Page excerpt >>
— START —
11:07 Hitting the 1329 resistance right now, I think it may struggle to push through it but my thoughts are hazy at best tonight for some reason. I think I will call it a night and aim to assess things better tomorrow.

The Wrap Up

Well I guess on a day when your not trading like you normally do, the up side is that you have something to learn from. From the start of the day I didn't feel quite right and couldn't get myself into the zone. Normally I can take a few minutes of particular breathing and things seem to slow down for me and I can make assessments of what was going on. Today I just couldn't find that place. Clue number one to be cautious with my trading.

The second thing that should have tipped me off was that I was looking at the 2 minute chart for a trade. It sits to the right of my 5 and 13 minute chart just to help me determine how strong a trending move is. Looking at the 2 minute chart for a trade is generally a tip off I am getting either bored or frustrated without placing a trade. That usually means I'm looking for trades which is a big no no.

The third thing that usually provides an obvious clue was that I was looking for a place to short the market. That is when the bearish blinders come on and placing a long position doesn't even enter my mind. Right there I reduce my odds, if they are normally 80% of placing a winning trade, they automatically go down to 40% because the other 40% which would be long trades, is taken out. I know Math heads wouldn't agree with my high tech calculations but that is the way I see it.

So after all that I don't think beating myself up over a bad trade is going to solve anything. The first trade was the bad one, it was placed on the first up candle after a down trending move and the only thing going for it was Tick divergence. It didn't even have an extreme of buying prior to that. Lessons will be repeated until they stick like glue. No short entries on the first up candle after a downward move. They are the trades I take when I feel like I will miss out on a trade.
— END —
Labeled region entries
— START —
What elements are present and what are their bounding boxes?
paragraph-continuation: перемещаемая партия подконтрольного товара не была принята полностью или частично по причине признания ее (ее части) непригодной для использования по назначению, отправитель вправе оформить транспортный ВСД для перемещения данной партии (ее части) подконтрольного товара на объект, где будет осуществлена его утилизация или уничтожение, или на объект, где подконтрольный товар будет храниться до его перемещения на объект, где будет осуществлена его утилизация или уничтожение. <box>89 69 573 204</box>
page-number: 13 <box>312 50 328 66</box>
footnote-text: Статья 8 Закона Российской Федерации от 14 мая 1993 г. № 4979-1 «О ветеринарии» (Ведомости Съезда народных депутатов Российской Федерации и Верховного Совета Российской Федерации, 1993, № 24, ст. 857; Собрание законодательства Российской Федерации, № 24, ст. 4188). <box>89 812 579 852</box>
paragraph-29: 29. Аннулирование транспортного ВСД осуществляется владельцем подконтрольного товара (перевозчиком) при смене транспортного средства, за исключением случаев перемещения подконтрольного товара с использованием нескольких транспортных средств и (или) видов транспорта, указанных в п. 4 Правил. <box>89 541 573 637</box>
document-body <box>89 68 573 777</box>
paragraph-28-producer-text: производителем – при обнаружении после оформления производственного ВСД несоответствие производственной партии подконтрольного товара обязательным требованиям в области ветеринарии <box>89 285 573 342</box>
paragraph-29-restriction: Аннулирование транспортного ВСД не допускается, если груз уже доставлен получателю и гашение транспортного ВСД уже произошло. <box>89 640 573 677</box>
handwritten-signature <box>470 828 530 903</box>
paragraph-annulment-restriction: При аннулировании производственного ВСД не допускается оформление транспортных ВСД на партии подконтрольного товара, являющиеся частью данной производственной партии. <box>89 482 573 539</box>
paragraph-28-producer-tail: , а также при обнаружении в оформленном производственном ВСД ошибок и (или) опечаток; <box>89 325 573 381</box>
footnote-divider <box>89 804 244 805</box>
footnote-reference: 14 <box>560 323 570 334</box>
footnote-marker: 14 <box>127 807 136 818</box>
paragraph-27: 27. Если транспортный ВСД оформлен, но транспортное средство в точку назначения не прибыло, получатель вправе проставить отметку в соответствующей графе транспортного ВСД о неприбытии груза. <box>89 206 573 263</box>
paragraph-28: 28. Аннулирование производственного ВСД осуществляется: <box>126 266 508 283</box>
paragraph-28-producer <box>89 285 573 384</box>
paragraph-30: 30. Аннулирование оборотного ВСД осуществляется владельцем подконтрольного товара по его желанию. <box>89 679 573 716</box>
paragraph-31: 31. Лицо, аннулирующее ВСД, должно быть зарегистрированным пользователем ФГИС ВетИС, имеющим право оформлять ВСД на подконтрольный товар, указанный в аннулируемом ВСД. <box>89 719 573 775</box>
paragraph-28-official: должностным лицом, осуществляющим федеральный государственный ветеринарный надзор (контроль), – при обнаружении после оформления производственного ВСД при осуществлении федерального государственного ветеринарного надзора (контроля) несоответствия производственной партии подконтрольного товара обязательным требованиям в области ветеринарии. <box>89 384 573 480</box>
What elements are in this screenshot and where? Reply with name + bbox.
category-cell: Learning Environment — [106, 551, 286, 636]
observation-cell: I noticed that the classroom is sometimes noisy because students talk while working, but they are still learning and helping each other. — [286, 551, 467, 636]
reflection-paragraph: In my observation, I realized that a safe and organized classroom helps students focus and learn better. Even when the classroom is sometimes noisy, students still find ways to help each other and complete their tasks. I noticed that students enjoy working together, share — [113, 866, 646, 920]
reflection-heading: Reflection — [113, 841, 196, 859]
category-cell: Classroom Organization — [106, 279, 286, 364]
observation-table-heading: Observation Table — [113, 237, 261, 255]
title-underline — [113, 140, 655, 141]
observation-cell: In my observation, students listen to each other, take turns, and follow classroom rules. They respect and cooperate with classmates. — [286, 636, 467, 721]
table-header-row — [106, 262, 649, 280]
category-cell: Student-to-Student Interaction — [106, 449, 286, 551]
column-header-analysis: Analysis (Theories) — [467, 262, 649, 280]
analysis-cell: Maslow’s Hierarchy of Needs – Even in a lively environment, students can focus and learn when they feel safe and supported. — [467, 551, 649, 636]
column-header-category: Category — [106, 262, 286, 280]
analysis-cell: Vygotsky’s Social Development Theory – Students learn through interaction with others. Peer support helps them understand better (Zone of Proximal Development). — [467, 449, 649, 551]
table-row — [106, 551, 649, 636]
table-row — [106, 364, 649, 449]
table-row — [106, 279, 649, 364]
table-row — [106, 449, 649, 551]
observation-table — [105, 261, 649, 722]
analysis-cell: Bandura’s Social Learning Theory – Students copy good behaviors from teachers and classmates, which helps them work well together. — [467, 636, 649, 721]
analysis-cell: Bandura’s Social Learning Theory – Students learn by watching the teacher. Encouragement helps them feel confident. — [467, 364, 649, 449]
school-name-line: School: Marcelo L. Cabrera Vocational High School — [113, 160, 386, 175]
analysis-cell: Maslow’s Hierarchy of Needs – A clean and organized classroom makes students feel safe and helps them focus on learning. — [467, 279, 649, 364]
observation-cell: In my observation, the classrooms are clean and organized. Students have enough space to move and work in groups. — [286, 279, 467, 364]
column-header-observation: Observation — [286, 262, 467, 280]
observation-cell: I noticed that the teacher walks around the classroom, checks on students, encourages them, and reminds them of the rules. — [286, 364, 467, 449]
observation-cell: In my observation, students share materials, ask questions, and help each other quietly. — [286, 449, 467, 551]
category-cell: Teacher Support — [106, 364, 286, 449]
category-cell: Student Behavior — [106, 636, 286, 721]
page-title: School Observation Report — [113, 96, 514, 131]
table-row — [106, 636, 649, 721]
— END —
The request >> Reproduce the trading journal excerpt above in full, word for word.

Output for this exercise >>
11:07 Hitting the 1329 resistance right now, I think it may struggle to push through it but my thoughts are hazy at best tonight for some reason. I think I will call it a night and aim to assess things better tomorrow.

The Wrap Up

Well I guess on a day when your not trading like you normally do, the up side is that you have something to learn from. From the start of the day I didn't feel quite right and couldn't get myself into the zone. Normally I can take a few minutes of particular breathing and things seem to slow down for me and I can make assessments of what was going on. Today I just couldn't find that place. Clue number one to be cautious with my trading.

The second thing that should have tipped me off was that I was looking at the 2 minute chart for a trade. It sits to the right of my 5 and 13 minute chart just to help me determine how strong a trending move is. Looking at the 2 minute chart for a trade is generally a tip off I am getting either bored or frustrated without placing a trade. That usually means I'm looking for trades which is a big no no.

The third thing that usually provides an obvious clue was that I was looking for a place to short the market. That is when the bearish blinders come on and placing a long position doesn't even enter my mind. Right there I reduce my odds, if they are normally 80% of placing a winning trade, they automatically go down to 40% because the other 40% which would be long trades, is taken out. I know Math heads wouldn't agree with my high tech calculations but that is the way I see it.

So after all that I don't think beating myself up over a bad trade is going to solve anything. The first trade was the bad one, it was placed on the first up candle after a down trending move and the only thing going for it was Tick divergence. It didn't even have an extreme of buying prior to that. Lessons will be repeated until they stick like glue. No short entries on the first up candle after a downward move. They are the trades I take when I feel like I will miss out on a trade.